● PROVIDED DATA

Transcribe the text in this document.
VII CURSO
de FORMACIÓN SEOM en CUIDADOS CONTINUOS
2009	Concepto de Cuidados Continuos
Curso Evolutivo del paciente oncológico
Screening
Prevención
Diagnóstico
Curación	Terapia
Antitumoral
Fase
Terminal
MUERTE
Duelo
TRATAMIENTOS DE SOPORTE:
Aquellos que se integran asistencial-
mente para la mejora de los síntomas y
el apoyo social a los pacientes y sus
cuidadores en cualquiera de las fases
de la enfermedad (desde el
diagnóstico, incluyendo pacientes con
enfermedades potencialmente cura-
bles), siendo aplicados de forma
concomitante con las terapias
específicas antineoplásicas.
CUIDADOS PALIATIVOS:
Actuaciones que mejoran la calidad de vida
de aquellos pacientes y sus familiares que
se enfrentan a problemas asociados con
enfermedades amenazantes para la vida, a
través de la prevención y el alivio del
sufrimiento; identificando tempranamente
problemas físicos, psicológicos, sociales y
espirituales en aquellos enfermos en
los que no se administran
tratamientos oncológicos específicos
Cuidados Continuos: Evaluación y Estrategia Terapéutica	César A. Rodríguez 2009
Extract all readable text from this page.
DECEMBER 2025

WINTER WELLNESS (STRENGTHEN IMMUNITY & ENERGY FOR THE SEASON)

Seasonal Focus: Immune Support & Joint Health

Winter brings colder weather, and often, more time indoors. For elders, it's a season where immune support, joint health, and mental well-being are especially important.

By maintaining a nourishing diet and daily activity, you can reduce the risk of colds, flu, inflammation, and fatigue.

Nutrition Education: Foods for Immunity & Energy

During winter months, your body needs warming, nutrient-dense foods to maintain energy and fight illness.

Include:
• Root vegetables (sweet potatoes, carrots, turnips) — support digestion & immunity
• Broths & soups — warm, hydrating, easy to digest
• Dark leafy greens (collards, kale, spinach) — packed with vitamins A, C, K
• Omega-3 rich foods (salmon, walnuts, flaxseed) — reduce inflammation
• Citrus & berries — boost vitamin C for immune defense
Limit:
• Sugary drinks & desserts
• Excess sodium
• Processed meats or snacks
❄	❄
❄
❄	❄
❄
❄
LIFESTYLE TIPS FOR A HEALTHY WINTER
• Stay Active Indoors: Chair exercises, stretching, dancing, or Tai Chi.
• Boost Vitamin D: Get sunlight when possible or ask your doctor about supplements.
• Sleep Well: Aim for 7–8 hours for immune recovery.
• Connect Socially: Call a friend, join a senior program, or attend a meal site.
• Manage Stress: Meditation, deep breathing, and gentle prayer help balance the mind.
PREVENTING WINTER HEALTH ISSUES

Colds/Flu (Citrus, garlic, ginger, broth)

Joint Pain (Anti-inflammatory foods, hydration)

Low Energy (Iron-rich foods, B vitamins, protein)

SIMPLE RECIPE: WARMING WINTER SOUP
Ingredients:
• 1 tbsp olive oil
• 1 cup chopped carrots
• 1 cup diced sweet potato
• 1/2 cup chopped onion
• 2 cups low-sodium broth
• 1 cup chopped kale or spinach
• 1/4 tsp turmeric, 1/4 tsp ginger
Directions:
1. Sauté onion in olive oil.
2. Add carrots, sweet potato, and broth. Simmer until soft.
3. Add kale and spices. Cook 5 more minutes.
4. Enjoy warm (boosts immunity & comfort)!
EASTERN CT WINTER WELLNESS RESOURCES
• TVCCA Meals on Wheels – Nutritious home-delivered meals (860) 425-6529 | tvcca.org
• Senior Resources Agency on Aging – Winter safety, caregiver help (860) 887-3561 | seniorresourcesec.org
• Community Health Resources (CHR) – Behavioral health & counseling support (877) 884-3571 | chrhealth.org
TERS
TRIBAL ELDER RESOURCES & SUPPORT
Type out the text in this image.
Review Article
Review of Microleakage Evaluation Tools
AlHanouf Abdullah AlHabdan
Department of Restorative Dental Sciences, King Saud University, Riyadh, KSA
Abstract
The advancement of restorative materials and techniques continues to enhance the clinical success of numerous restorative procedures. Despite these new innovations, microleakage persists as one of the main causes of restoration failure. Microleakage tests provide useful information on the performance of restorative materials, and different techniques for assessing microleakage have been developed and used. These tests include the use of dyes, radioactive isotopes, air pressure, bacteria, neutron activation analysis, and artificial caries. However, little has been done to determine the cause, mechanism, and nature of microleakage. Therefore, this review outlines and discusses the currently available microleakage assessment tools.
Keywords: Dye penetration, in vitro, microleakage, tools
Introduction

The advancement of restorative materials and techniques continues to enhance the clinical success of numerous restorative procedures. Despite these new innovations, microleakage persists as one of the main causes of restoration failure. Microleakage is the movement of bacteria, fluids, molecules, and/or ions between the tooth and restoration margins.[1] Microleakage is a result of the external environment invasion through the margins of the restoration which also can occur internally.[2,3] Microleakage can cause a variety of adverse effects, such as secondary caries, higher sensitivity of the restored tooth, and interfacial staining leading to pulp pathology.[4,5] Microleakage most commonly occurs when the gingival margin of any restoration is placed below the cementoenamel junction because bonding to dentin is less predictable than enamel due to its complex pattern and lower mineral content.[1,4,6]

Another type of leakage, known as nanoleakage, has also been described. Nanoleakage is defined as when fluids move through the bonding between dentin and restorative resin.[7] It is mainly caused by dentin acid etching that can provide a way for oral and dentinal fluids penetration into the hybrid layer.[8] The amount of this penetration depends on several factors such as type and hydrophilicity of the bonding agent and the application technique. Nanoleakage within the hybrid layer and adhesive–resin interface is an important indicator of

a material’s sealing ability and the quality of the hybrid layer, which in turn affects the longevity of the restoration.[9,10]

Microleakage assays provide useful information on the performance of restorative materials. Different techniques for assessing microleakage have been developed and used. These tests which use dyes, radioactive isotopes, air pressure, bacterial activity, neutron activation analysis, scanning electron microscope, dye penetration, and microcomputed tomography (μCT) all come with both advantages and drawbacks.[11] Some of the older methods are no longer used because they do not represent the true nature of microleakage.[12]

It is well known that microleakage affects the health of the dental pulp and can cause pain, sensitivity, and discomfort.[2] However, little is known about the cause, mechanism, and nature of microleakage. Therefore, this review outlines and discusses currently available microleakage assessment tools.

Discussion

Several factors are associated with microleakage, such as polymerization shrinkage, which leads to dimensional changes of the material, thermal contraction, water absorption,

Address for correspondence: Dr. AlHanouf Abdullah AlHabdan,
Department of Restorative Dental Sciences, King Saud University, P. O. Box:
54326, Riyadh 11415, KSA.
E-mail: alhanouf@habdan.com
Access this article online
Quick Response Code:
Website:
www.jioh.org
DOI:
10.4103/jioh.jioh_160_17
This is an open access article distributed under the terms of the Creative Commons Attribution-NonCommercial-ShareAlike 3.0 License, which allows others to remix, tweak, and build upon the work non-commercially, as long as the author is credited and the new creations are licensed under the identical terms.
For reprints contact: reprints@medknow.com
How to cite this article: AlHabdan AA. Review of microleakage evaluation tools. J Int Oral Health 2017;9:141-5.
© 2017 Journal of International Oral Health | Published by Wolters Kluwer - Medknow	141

● WHAT YOU HAVE TO DO
Retype the listing above, exactly and in full.

● RESPONSE TO THE TASK
Transcribe the text in this document.
VII CURSO
de FORMACIÓN SEOM en CUIDADOS CONTINUOS
2009	Concepto de Cuidados Continuos
Curso Evolutivo del paciente oncológico
Screening
Prevención
Diagnóstico
Curación	Terapia
Antitumoral
Fase
Terminal
MUERTE
Duelo
TRATAMIENTOS DE SOPORTE:
Aquellos que se integran asistencial-
mente para la mejora de los síntomas y
el apoyo social a los pacientes y sus
cuidadores en cualquiera de las fases
de la enfermedad (desde el
diagnóstico, incluyendo pacientes con
enfermedades potencialmente cura-
bles), siendo aplicados de forma
concomitante con las terapias
específicas antineoplásicas.
CUIDADOS PALIATIVOS:
Actuaciones que mejoran la calidad de vida
de aquellos pacientes y sus familiares que
se enfrentan a problemas asociados con
enfermedades amenazantes para la vida, a
través de la prevención y el alivio del
sufrimiento; identificando tempranamente
problemas físicos, psicológicos, sociales y
espirituales en aquellos enfermos en
los que no se administran
tratamientos oncológicos específicos
Cuidados Continuos: Evaluación y Estrategia Terapéutica	César A. Rodríguez 2009
Extract all readable text from this page.
DECEMBER 2025

WINTER WELLNESS (STRENGTHEN IMMUNITY & ENERGY FOR THE SEASON)

Seasonal Focus: Immune Support & Joint Health

Winter brings colder weather, and often, more time indoors. For elders, it's a season where immune support, joint health, and mental well-being are especially important.

By maintaining a nourishing diet and daily activity, you can reduce the risk of colds, flu, inflammation, and fatigue.

Nutrition Education: Foods for Immunity & Energy

During winter months, your body needs warming, nutrient-dense foods to maintain energy and fight illness.

Include:
• Root vegetables (sweet potatoes, carrots, turnips) — support digestion & immunity
• Broths & soups — warm, hydrating, easy to digest
• Dark leafy greens (collards, kale, spinach) — packed with vitamins A, C, K
• Omega-3 rich foods (salmon, walnuts, flaxseed) — reduce inflammation
• Citrus & berries — boost vitamin C for immune defense
Limit:
• Sugary drinks & desserts
• Excess sodium
• Processed meats or snacks
❄	❄
❄
❄	❄
❄
❄
LIFESTYLE TIPS FOR A HEALTHY WINTER
• Stay Active Indoors: Chair exercises, stretching, dancing, or Tai Chi.
• Boost Vitamin D: Get sunlight when possible or ask your doctor about supplements.
• Sleep Well: Aim for 7–8 hours for immune recovery.
• Connect Socially: Call a friend, join a senior program, or attend a meal site.
• Manage Stress: Meditation, deep breathing, and gentle prayer help balance the mind.
PREVENTING WINTER HEALTH ISSUES

Colds/Flu (Citrus, garlic, ginger, broth)

Joint Pain (Anti-inflammatory foods, hydration)

Low Energy (Iron-rich foods, B vitamins, protein)

SIMPLE RECIPE: WARMING WINTER SOUP
Ingredients:
• 1 tbsp olive oil
• 1 cup chopped carrots
• 1 cup diced sweet potato
• 1/2 cup chopped onion
• 2 cups low-sodium broth
• 1 cup chopped kale or spinach
• 1/4 tsp turmeric, 1/4 tsp ginger
Directions:
1. Sauté onion in olive oil.
2. Add carrots, sweet potato, and broth. Simmer until soft.
3. Add kale and spices. Cook 5 more minutes.
4. Enjoy warm (boosts immunity & comfort)!
EASTERN CT WINTER WELLNESS RESOURCES
• TVCCA Meals on Wheels – Nutritious home-delivered meals (860) 425-6529 | tvcca.org
• Senior Resources Agency on Aging – Winter safety, caregiver help (860) 887-3561 | seniorresourcesec.org
• Community Health Resources (CHR) – Behavioral health & counseling support (877) 884-3571 | chrhealth.org
TERS
TRIBAL ELDER RESOURCES & SUPPORT
Type out the text in this image.
Review Article
Review of Microleakage Evaluation Tools
AlHanouf Abdullah AlHabdan
Department of Restorative Dental Sciences, King Saud University, Riyadh, KSA
Abstract
The advancement of restorative materials and techniques continues to enhance the clinical success of numerous restorative procedures. Despite these new innovations, microleakage persists as one of the main causes of restoration failure. Microleakage tests provide useful information on the performance of restorative materials, and different techniques for assessing microleakage have been developed and used. These tests include the use of dyes, radioactive isotopes, air pressure, bacteria, neutron activation analysis, and artificial caries. However, little has been done to determine the cause, mechanism, and nature of microleakage. Therefore, this review outlines and discusses the currently available microleakage assessment tools.
Keywords: Dye penetration, in vitro, microleakage, tools
Introduction

The advancement of restorative materials and techniques continues to enhance the clinical success of numerous restorative procedures. Despite these new innovations, microleakage persists as one of the main causes of restoration failure. Microleakage is the movement of bacteria, fluids, molecules, and/or ions between the tooth and restoration margins.[1] Microleakage is a result of the external environment invasion through the margins of the restoration which also can occur internally.[2,3] Microleakage can cause a variety of adverse effects, such as secondary caries, higher sensitivity of the restored tooth, and interfacial staining leading to pulp pathology.[4,5] Microleakage most commonly occurs when the gingival margin of any restoration is placed below the cementoenamel junction because bonding to dentin is less predictable than enamel due to its complex pattern and lower mineral content.[1,4,6]

Another type of leakage, known as nanoleakage, has also been described. Nanoleakage is defined as when fluids move through the bonding between dentin and restorative resin.[7] It is mainly caused by dentin acid etching that can provide a way for oral and dentinal fluids penetration into the hybrid layer.[8] The amount of this penetration depends on several factors such as type and hydrophilicity of the bonding agent and the application technique. Nanoleakage within the hybrid layer and adhesive–resin interface is an important indicator of

a material’s sealing ability and the quality of the hybrid layer, which in turn affects the longevity of the restoration.[9,10]

Microleakage assays provide useful information on the performance of restorative materials. Different techniques for assessing microleakage have been developed and used. These tests which use dyes, radioactive isotopes, air pressure, bacterial activity, neutron activation analysis, scanning electron microscope, dye penetration, and microcomputed tomography (μCT) all come with both advantages and drawbacks.[11] Some of the older methods are no longer used because they do not represent the true nature of microleakage.[12]

It is well known that microleakage affects the health of the dental pulp and can cause pain, sensitivity, and discomfort.[2] However, little is known about the cause, mechanism, and nature of microleakage. Therefore, this review outlines and discusses currently available microleakage assessment tools.

Discussion

Several factors are associated with microleakage, such as polymerization shrinkage, which leads to dimensional changes of the material, thermal contraction, water absorption,

Address for correspondence: Dr. AlHanouf Abdullah AlHabdan,
Department of Restorative Dental Sciences, King Saud University, P. O. Box:
54326, Riyadh 11415, KSA.
E-mail: alhanouf@habdan.com
Access this article online
Quick Response Code:
Website:
www.jioh.org
DOI:
10.4103/jioh.jioh_160_17
This is an open access article distributed under the terms of the Creative Commons Attribution-NonCommercial-ShareAlike 3.0 License, which allows others to remix, tweak, and build upon the work non-commercially, as long as the author is credited and the new creations are licensed under the identical terms.
For reprints contact: reprints@medknow.com
How to cite this article: AlHabdan AA. Review of microleakage evaluation tools. J Int Oral Health 2017;9:141-5.
© 2017 Journal of International Oral Health | Published by Wolters Kluwer - Medknow	141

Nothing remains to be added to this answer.